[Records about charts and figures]
** start **

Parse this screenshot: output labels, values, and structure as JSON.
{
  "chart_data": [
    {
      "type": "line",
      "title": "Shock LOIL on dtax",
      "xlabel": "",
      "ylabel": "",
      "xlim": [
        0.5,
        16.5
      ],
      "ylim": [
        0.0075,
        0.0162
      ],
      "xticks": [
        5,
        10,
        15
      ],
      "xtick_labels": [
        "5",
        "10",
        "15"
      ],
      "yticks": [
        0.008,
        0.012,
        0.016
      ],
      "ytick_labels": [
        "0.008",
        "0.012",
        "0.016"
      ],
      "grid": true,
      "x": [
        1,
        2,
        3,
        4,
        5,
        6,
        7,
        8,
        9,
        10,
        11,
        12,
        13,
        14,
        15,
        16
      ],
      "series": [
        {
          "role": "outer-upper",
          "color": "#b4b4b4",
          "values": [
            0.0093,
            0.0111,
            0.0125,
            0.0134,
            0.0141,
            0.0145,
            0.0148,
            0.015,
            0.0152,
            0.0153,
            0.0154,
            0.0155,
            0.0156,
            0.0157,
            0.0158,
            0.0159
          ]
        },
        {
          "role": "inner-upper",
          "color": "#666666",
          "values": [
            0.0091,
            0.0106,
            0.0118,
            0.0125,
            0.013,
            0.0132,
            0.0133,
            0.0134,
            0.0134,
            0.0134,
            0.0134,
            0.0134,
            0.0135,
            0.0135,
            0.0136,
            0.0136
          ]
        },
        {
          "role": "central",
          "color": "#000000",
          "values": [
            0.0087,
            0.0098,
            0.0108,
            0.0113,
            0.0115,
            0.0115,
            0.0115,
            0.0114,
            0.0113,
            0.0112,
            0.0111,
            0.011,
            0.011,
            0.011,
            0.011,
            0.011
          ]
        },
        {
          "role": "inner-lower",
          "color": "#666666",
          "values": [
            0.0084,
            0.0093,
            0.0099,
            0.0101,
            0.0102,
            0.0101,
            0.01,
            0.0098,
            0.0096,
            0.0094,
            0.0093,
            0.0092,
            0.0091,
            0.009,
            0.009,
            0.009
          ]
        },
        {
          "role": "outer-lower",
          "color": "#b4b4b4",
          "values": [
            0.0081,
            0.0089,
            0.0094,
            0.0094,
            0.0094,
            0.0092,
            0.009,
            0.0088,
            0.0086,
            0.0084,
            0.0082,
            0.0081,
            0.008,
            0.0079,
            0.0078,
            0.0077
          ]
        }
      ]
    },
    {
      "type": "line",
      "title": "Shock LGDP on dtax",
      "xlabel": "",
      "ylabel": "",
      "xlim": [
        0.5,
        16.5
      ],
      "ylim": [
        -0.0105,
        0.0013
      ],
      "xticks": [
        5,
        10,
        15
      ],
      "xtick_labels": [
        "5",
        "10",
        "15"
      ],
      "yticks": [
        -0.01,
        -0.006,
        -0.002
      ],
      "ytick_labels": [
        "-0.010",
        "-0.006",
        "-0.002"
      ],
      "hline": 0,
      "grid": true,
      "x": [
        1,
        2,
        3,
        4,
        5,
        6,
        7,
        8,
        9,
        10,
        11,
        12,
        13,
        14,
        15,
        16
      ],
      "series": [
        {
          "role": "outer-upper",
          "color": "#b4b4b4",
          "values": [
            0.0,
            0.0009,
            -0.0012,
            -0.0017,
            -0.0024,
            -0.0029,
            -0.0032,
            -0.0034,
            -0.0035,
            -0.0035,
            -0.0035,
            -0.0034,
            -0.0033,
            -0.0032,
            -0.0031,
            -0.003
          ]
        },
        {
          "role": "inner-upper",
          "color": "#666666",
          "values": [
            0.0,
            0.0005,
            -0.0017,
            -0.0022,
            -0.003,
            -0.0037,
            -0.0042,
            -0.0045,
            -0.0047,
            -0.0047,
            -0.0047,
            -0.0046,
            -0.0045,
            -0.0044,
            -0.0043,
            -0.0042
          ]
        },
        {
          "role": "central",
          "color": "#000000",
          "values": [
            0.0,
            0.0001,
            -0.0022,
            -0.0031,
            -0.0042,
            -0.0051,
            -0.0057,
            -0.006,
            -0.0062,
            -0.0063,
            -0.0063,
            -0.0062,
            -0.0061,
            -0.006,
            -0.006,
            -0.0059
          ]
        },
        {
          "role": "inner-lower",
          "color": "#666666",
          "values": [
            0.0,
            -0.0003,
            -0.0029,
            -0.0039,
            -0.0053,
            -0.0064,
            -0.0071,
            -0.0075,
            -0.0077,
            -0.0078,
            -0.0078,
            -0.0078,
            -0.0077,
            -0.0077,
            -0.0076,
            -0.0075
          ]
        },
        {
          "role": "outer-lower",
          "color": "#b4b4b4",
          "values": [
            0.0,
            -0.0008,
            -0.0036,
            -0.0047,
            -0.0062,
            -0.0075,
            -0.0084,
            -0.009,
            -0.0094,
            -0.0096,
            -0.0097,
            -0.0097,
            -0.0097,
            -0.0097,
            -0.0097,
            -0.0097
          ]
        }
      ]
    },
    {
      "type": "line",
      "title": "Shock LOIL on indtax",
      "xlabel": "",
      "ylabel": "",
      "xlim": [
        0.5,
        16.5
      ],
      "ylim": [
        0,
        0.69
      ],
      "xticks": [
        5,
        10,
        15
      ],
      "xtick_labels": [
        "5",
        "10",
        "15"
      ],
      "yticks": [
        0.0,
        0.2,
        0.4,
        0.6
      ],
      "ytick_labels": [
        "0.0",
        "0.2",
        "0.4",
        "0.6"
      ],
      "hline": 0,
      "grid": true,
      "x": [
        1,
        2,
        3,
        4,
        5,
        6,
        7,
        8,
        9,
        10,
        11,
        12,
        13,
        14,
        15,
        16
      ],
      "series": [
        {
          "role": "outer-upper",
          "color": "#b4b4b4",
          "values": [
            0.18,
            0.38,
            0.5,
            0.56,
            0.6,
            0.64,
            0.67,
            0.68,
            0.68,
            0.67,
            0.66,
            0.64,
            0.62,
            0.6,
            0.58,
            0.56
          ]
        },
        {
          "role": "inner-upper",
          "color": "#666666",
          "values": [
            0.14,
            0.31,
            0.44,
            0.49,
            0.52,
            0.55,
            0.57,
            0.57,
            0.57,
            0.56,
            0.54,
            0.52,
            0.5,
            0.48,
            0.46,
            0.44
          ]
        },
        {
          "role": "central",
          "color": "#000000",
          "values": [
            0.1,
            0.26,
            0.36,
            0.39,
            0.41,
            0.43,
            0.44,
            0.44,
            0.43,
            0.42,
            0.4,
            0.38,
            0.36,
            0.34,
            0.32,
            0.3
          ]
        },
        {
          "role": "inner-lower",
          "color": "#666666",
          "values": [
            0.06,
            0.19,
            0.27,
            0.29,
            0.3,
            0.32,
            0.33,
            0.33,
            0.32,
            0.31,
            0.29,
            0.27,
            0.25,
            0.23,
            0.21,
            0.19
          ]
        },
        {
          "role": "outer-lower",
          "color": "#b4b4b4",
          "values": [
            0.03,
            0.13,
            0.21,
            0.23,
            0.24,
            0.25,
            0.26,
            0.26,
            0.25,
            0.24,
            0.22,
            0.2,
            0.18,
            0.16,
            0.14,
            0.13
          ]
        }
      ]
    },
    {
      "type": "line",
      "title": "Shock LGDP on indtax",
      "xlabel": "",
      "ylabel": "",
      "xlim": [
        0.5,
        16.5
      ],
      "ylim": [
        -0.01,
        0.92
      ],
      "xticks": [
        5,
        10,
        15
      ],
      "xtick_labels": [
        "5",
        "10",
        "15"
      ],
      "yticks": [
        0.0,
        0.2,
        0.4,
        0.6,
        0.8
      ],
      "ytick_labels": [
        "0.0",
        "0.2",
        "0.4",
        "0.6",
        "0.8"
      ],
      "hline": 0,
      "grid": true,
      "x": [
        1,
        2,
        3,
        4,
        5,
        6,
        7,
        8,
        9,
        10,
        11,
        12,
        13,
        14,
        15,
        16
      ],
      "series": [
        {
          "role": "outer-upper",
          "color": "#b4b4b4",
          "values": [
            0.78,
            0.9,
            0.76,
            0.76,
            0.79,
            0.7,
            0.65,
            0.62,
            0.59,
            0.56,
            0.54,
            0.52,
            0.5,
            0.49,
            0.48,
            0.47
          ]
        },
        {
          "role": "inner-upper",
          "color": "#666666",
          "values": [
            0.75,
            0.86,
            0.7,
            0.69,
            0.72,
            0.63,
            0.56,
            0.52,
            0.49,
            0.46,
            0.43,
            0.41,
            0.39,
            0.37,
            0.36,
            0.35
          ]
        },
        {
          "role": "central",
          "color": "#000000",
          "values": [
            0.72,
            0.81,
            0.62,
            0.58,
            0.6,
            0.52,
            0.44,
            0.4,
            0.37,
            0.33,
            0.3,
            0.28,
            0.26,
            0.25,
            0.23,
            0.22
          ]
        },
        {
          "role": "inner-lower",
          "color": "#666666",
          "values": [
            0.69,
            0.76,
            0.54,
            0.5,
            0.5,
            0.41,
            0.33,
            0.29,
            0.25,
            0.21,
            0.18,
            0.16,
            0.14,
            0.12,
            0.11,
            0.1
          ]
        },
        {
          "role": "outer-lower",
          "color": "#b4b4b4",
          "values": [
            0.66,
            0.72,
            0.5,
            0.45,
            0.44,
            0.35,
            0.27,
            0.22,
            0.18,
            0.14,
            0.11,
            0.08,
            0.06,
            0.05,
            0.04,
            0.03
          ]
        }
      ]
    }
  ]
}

** end **

### PROBLEM
Say how many lines of the data hold the string "Shock". Reply with the number alone.

### ANSWER TO THIS TASK
4